OBJECTIVE:
Below are some records. Count the lines with "icon" in them and give nothing but the total.

RECORD EXTRACTS:

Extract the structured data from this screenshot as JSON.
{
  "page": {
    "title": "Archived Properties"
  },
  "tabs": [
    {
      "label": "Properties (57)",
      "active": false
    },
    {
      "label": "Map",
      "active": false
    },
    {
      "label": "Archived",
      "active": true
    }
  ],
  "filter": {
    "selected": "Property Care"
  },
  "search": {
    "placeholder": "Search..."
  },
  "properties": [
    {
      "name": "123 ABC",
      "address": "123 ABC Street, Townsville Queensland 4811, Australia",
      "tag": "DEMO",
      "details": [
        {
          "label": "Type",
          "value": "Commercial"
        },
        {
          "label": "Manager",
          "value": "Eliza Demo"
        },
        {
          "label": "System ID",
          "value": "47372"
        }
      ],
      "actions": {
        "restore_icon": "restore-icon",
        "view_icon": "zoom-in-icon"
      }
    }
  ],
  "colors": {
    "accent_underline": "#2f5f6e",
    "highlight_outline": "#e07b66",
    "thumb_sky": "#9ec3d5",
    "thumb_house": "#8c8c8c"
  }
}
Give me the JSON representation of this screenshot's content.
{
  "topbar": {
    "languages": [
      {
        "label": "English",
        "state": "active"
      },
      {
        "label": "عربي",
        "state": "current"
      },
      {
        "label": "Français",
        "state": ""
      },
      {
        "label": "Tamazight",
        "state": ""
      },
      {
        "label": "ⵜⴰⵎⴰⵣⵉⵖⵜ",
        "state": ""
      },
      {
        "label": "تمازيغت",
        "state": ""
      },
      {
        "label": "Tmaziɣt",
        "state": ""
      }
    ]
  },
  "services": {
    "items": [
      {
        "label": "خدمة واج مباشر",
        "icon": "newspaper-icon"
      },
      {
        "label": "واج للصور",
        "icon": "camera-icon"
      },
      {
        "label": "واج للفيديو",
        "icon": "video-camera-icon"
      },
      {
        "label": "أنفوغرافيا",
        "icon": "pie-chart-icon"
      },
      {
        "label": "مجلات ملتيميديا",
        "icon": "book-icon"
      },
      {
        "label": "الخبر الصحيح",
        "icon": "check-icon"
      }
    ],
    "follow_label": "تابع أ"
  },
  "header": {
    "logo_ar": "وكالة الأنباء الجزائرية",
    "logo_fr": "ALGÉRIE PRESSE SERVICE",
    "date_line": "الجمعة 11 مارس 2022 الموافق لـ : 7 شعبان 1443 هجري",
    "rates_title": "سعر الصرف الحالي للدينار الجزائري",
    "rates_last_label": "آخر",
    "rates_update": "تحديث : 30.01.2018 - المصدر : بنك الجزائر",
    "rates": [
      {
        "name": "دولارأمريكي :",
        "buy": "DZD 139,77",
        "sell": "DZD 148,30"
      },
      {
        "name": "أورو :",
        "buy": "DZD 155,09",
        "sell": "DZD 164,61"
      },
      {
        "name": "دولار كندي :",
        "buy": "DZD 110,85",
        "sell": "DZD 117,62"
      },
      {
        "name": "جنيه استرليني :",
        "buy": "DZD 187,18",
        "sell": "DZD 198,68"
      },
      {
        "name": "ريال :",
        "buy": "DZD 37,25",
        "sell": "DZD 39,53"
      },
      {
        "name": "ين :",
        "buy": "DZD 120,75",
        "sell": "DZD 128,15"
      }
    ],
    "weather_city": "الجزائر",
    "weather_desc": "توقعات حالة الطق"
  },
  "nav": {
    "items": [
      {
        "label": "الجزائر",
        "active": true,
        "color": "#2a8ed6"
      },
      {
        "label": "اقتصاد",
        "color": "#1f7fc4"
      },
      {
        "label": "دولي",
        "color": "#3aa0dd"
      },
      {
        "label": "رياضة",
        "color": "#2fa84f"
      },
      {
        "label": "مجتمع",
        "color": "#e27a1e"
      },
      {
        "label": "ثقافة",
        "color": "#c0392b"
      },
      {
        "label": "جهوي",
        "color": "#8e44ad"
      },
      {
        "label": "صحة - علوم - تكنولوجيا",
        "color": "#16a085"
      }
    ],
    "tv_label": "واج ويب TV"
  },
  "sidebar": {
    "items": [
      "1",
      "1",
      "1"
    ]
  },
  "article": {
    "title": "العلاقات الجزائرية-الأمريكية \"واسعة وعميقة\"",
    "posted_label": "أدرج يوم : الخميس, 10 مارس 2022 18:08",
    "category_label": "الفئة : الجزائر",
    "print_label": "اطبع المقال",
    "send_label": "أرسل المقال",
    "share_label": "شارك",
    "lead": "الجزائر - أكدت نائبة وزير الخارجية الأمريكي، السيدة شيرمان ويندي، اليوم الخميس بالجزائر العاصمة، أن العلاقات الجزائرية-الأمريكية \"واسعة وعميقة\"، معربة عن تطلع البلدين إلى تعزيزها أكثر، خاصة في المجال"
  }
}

RESULT FOR THIS EXERCISE:
8